Begin RECORDS TO PROCESS

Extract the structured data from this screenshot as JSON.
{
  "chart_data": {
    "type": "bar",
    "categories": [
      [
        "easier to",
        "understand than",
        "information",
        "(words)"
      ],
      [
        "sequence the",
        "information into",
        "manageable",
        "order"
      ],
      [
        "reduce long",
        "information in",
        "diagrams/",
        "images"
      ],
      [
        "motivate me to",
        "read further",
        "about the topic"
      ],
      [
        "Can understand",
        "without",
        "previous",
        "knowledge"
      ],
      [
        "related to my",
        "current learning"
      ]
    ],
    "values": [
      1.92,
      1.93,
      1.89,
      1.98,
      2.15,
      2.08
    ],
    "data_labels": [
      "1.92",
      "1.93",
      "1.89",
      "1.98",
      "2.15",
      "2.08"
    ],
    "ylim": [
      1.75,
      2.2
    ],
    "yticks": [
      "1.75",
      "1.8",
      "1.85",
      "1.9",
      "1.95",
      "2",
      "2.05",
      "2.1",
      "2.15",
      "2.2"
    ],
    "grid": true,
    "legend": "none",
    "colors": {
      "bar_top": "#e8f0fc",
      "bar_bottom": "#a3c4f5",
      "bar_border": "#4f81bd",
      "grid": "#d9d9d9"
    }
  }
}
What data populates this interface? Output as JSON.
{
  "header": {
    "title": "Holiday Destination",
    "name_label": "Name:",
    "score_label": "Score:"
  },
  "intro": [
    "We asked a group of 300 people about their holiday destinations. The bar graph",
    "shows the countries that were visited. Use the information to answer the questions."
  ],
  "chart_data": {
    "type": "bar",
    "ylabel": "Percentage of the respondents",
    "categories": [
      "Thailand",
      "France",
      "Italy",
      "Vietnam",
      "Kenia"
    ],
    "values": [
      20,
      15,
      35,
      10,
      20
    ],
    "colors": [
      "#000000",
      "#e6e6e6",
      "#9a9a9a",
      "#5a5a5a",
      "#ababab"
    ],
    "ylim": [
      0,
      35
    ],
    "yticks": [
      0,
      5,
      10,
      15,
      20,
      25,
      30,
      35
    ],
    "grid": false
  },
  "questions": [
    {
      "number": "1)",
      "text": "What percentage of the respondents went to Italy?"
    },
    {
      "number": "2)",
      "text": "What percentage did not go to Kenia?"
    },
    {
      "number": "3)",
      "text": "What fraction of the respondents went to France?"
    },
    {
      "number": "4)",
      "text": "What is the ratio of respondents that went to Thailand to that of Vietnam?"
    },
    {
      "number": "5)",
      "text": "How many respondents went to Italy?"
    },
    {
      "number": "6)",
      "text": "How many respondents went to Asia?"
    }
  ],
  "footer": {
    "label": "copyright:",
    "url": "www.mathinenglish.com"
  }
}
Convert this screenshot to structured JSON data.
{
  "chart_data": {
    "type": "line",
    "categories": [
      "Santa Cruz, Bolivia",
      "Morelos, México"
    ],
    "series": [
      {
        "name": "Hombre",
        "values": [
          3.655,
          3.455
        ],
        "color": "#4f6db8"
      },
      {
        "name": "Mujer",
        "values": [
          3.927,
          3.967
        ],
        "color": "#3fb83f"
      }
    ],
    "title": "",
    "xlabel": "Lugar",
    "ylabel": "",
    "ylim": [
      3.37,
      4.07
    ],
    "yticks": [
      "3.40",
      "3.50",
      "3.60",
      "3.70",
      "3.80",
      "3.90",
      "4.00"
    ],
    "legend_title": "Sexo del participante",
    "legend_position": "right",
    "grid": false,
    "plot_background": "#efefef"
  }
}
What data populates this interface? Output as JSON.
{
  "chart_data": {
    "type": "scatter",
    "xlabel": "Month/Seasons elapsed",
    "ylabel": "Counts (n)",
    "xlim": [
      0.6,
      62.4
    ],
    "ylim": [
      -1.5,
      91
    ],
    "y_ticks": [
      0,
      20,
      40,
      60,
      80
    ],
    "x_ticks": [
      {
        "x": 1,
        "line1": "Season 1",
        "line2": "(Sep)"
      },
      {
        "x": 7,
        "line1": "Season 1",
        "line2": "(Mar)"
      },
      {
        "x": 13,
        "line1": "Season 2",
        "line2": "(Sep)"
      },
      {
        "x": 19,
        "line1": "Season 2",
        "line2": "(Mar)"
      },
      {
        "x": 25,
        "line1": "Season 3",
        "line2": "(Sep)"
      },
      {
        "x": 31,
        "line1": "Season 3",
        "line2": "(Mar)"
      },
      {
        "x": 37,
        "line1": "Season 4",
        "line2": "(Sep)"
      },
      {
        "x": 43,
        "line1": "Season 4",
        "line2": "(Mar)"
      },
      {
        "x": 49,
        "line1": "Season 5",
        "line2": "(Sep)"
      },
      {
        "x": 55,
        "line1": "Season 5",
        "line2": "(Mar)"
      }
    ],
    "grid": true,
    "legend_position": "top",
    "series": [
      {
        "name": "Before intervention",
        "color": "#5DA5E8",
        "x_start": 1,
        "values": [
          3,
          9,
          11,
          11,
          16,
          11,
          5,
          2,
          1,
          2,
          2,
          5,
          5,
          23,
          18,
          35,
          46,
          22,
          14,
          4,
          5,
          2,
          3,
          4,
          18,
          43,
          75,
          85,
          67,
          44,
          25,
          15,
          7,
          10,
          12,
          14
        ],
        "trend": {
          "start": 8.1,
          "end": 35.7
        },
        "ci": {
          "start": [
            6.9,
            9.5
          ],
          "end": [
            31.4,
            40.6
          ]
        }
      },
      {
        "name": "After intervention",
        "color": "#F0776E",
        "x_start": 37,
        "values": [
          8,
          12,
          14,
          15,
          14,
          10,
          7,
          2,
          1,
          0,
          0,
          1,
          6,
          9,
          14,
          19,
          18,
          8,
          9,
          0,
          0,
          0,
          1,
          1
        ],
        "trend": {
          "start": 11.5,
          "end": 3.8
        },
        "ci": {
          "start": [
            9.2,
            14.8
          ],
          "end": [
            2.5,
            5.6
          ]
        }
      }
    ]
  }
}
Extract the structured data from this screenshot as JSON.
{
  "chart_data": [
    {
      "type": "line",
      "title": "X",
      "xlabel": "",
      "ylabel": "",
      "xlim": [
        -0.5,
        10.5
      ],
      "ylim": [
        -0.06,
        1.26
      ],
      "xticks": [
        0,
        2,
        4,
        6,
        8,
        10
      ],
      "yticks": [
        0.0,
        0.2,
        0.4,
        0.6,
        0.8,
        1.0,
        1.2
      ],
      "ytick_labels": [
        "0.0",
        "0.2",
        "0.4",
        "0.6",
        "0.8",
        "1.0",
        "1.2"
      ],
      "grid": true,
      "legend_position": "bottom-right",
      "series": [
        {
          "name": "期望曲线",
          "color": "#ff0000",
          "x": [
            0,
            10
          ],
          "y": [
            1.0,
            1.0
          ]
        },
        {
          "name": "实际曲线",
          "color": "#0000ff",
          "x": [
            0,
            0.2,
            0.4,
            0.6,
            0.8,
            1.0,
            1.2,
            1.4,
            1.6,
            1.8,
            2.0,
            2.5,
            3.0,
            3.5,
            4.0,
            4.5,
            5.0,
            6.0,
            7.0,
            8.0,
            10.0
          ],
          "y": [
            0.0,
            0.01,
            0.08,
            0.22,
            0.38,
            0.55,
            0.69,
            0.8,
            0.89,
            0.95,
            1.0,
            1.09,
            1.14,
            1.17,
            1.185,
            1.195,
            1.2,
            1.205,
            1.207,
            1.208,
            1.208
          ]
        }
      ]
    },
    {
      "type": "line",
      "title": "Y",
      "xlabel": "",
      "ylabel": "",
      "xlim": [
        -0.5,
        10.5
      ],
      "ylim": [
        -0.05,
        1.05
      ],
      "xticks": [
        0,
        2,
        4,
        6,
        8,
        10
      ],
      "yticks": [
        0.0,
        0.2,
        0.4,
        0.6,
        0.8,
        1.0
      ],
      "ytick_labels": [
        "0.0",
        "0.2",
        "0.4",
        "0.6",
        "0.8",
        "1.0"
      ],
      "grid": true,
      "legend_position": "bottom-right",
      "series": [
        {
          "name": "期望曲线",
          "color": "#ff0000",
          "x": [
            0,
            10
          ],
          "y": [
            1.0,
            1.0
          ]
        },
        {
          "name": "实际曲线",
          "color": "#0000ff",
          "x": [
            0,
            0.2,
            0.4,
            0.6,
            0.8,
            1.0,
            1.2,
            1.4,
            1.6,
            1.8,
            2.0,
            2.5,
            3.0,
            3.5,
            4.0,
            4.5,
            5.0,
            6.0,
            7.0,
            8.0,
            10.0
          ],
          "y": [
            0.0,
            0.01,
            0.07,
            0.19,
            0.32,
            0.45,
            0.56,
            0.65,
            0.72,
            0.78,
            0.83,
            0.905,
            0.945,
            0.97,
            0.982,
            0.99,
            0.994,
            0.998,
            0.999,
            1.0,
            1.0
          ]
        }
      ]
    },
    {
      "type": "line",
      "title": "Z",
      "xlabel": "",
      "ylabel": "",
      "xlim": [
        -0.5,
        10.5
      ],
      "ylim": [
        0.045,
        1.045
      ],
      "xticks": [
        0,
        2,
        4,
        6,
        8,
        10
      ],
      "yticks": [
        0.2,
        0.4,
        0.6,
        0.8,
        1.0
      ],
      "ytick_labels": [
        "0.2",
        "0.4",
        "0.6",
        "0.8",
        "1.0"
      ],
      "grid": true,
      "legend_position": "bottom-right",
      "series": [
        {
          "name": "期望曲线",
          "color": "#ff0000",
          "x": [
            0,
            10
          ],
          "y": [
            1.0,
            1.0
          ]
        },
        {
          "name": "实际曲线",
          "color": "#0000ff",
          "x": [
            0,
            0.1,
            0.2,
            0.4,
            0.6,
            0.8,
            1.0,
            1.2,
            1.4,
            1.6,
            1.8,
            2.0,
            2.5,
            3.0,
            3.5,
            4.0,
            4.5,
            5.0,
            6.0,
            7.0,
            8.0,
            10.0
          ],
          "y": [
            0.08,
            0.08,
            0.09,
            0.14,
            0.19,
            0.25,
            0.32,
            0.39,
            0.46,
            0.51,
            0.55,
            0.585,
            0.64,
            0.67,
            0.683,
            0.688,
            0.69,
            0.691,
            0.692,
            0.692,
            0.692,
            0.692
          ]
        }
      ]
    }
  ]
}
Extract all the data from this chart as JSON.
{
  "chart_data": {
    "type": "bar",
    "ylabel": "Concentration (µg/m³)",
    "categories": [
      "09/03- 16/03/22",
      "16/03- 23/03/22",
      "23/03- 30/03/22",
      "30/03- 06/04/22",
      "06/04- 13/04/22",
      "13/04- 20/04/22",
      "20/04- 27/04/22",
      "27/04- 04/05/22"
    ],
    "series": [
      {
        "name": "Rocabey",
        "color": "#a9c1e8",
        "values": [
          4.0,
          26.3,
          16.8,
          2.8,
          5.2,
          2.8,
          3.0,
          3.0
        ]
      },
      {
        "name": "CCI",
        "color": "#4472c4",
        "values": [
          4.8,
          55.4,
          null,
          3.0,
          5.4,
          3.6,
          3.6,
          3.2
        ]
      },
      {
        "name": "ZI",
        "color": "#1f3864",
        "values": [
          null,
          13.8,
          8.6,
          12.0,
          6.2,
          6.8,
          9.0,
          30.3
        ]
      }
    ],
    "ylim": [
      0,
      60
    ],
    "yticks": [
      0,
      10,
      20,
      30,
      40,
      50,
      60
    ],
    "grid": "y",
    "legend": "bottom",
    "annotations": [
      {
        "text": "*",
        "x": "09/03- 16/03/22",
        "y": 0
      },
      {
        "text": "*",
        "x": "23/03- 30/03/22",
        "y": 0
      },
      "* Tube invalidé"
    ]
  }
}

End RECORDS TO PROCESS

(WHAT YOU SHOULD DO): Go through the listing above and report how many of its lines contain the word "text", with only the number as output.

(EXERCISE RESPONSE): 8